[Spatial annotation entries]
'''
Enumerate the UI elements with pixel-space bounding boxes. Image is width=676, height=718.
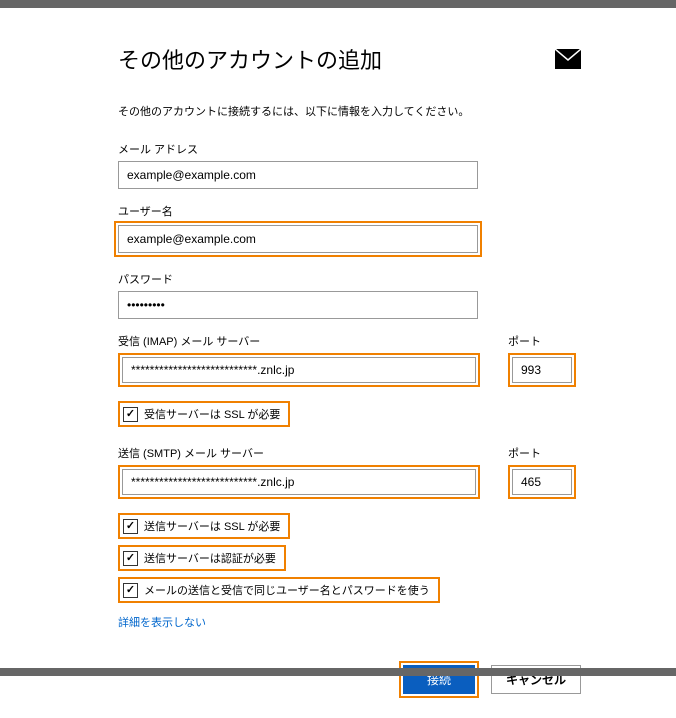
incoming-ssl-label: 受信サーバーは SSL が必要 [144, 406, 280, 422]
connect-button-highlight: 接続 [399, 661, 479, 698]
email-input[interactable] [118, 161, 478, 189]
outgoing-auth-checkbox[interactable]: ✓ [123, 551, 138, 566]
same-credentials-label: メールの送信と受信で同じユーザー名とパスワードを使う [144, 582, 430, 598]
imap-port-label: ポート [508, 333, 576, 349]
check-icon: ✓ [126, 521, 135, 532]
email-label: メール アドレス [118, 141, 581, 157]
top-chrome-bar [0, 0, 676, 8]
username-input[interactable] [118, 225, 478, 253]
check-icon: ✓ [126, 553, 135, 564]
imap-field-group: 受信 (IMAP) メール サーバー ポート [118, 333, 581, 387]
smtp-port-input[interactable] [512, 469, 572, 495]
imap-server-input[interactable] [122, 357, 476, 383]
dialog-content: その他のアカウントの追加 その他のアカウントに接続するには、以下に情報を入力して… [0, 8, 676, 718]
same-credentials-highlight: ✓ メールの送信と受信で同じユーザー名とパスワードを使う [118, 577, 440, 603]
smtp-port-highlight [508, 465, 576, 499]
check-icon: ✓ [126, 409, 135, 420]
outgoing-ssl-highlight: ✓ 送信サーバーは SSL が必要 [118, 513, 290, 539]
smtp-server-highlight [118, 465, 480, 499]
incoming-ssl-checkbox[interactable]: ✓ [123, 407, 138, 422]
outgoing-ssl-row: ✓ 送信サーバーは SSL が必要 [118, 513, 581, 539]
incoming-ssl-row: ✓ 受信サーバーは SSL が必要 [118, 401, 581, 427]
imap-port-input[interactable] [512, 357, 572, 383]
imap-port-highlight [508, 353, 576, 387]
outgoing-ssl-label: 送信サーバーは SSL が必要 [144, 518, 280, 534]
username-field-group: ユーザー名 [118, 203, 581, 257]
bottom-chrome-bar [0, 668, 676, 676]
email-field-group: メール アドレス [118, 141, 581, 189]
imap-server-label: 受信 (IMAP) メール サーバー [118, 333, 480, 349]
outgoing-auth-label: 送信サーバーは認証が必要 [144, 550, 276, 566]
smtp-port-label: ポート [508, 445, 576, 461]
password-label: パスワード [118, 271, 581, 287]
check-icon: ✓ [126, 585, 135, 596]
username-highlight [114, 221, 482, 257]
imap-server-highlight [118, 353, 480, 387]
smtp-field-group: 送信 (SMTP) メール サーバー ポート [118, 445, 581, 499]
button-row: 接続 キャンセル [118, 661, 581, 698]
dialog-subtitle: その他のアカウントに接続するには、以下に情報を入力してください。 [118, 103, 581, 119]
smtp-server-label: 送信 (SMTP) メール サーバー [118, 445, 480, 461]
username-label: ユーザー名 [118, 203, 581, 219]
outgoing-auth-highlight: ✓ 送信サーバーは認証が必要 [118, 545, 286, 571]
dialog-title: その他のアカウントの追加 [118, 43, 382, 75]
dialog-header: その他のアカウントの追加 [118, 43, 581, 75]
mail-icon [555, 49, 581, 69]
password-field-group: パスワード [118, 271, 581, 319]
details-link-row: 詳細を表示しない [118, 613, 581, 631]
incoming-ssl-highlight: ✓ 受信サーバーは SSL が必要 [118, 401, 290, 427]
smtp-server-input[interactable] [122, 469, 476, 495]
hide-details-link[interactable]: 詳細を表示しない [118, 617, 206, 629]
password-input[interactable] [118, 291, 478, 319]
same-credentials-row: ✓ メールの送信と受信で同じユーザー名とパスワードを使う [118, 577, 581, 603]
outgoing-ssl-checkbox[interactable]: ✓ [123, 519, 138, 534]
same-credentials-checkbox[interactable]: ✓ [123, 583, 138, 598]
outgoing-auth-row: ✓ 送信サーバーは認証が必要 [118, 545, 581, 571]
'''
* _JOB_: Copy the data above from the line containing "incoming-ssl-label: 受信サーバーは SSL" through the line containing "same-credentials-highlight: ✓ メールの送信と受信で同じユーザー名とパスワードを使う", both included.

* _EXERCISE OUTPUT_:
incoming-ssl-label: 受信サーバーは SSL が必要 [144, 406, 280, 422]
connect-button-highlight: 接続 [399, 661, 479, 698]
email-input[interactable] [118, 161, 478, 189]
outgoing-auth-checkbox[interactable]: ✓ [123, 551, 138, 566]
same-credentials-label: メールの送信と受信で同じユーザー名とパスワードを使う [144, 582, 430, 598]
imap-port-label: ポート [508, 333, 576, 349]
check-icon: ✓ [126, 521, 135, 532]
email-label: メール アドレス [118, 141, 581, 157]
top-chrome-bar [0, 0, 676, 8]
username-input[interactable] [118, 225, 478, 253]
check-icon: ✓ [126, 553, 135, 564]
imap-field-group: 受信 (IMAP) メール サーバー ポート [118, 333, 581, 387]
smtp-port-input[interactable] [512, 469, 572, 495]
imap-server-input[interactable] [122, 357, 476, 383]
dialog-content: その他のアカウントの追加 その他のアカウントに接続するには、以下に情報を入力して… [0, 8, 676, 718]
same-credentials-highlight: ✓ メールの送信と受信で同じユーザー名とパスワードを使う [118, 577, 440, 603]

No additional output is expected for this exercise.